_Objective_: Can you write out all the lines word for word, with no pictures?

-=-=-

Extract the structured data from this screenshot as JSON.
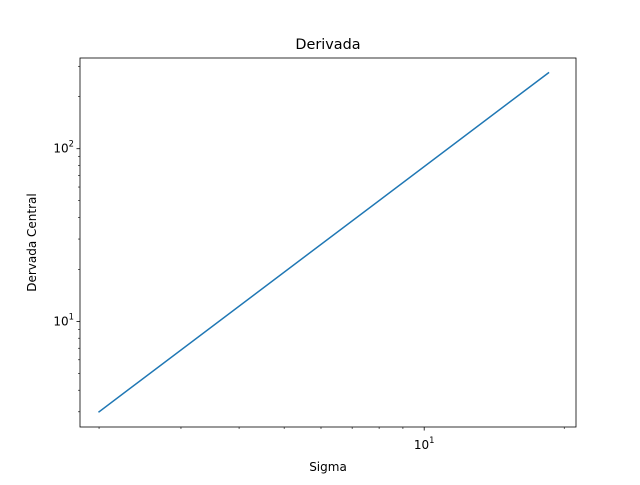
{
  "chart_data": {
    "type": "line",
    "title": "Derivada",
    "xlabel": "Sigma",
    "ylabel": "Dervada Central",
    "xscale": "log",
    "yscale": "log",
    "xlim": [
      1.82,
      21.2
    ],
    "ylim": [
      2.45,
      335
    ],
    "grid": false,
    "legend": "none",
    "x_ticks": [
      {
        "base": "10",
        "exp": "1",
        "value": 10
      }
    ],
    "y_ticks": [
      {
        "base": "10",
        "exp": "1",
        "value": 10
      },
      {
        "base": "10",
        "exp": "2",
        "value": 100
      }
    ],
    "series": [
      {
        "color": "#1f77b4",
        "x": [
          2.0,
          18.5
        ],
        "y": [
          3.0,
          275
        ]
      }
    ]
  }
}
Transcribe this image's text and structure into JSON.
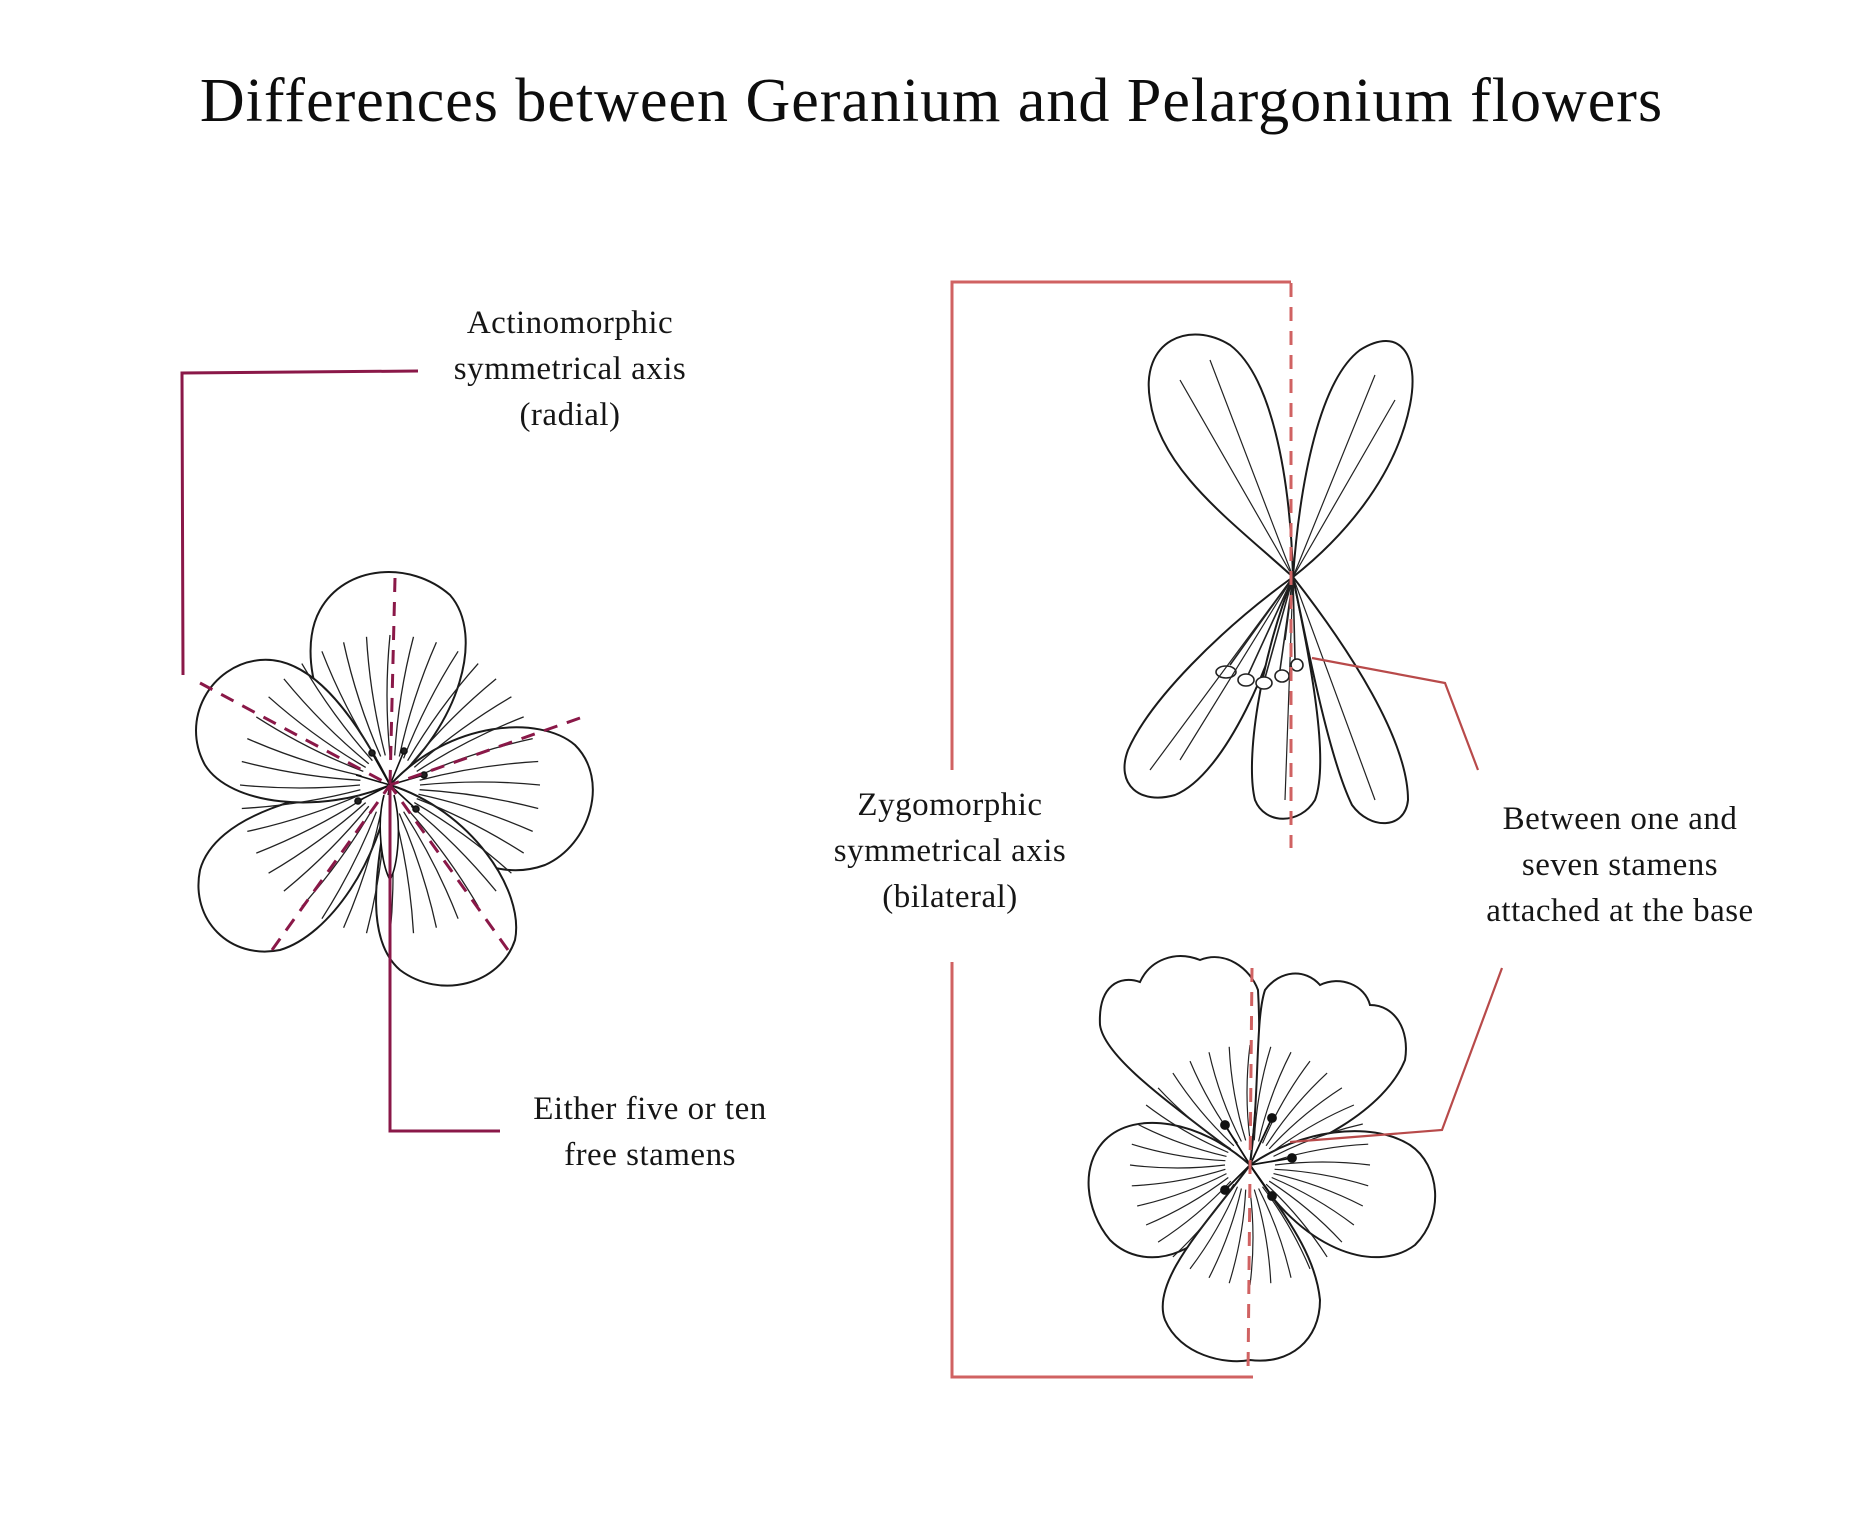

-=-=-

_Expected answer_:
Extract the structured data from this screenshot as JSON.
{
  "chart_data": {
    "type": "line",
    "title": "Derivada",
    "xlabel": "Sigma",
    "ylabel": "Dervada Central",
    "xscale": "log",
    "yscale": "log",
    "xlim": [
      1.82,
      21.2
    ],
    "ylim": [
      2.45,
      335
    ],
    "grid": false,
    "legend": "none",
    "x_ticks": [
      {
        "base": "10",
        "exp": "1",
        "value": 10
      }
    ],
    "y_ticks": [
      {
        "base": "10",
        "exp": "1",
        "value": 10
      },
      {
        "base": "10",
        "exp": "2",
        "value": 100
      }
    ],
    "series": [
      {
        "color": "#1f77b4",
        "x": [
          2.0,
          18.5
        ],
        "y": [
          3.0,
          275
        ]
      }
    ]
  }
}
Transcribe this image's text and structure into JSON.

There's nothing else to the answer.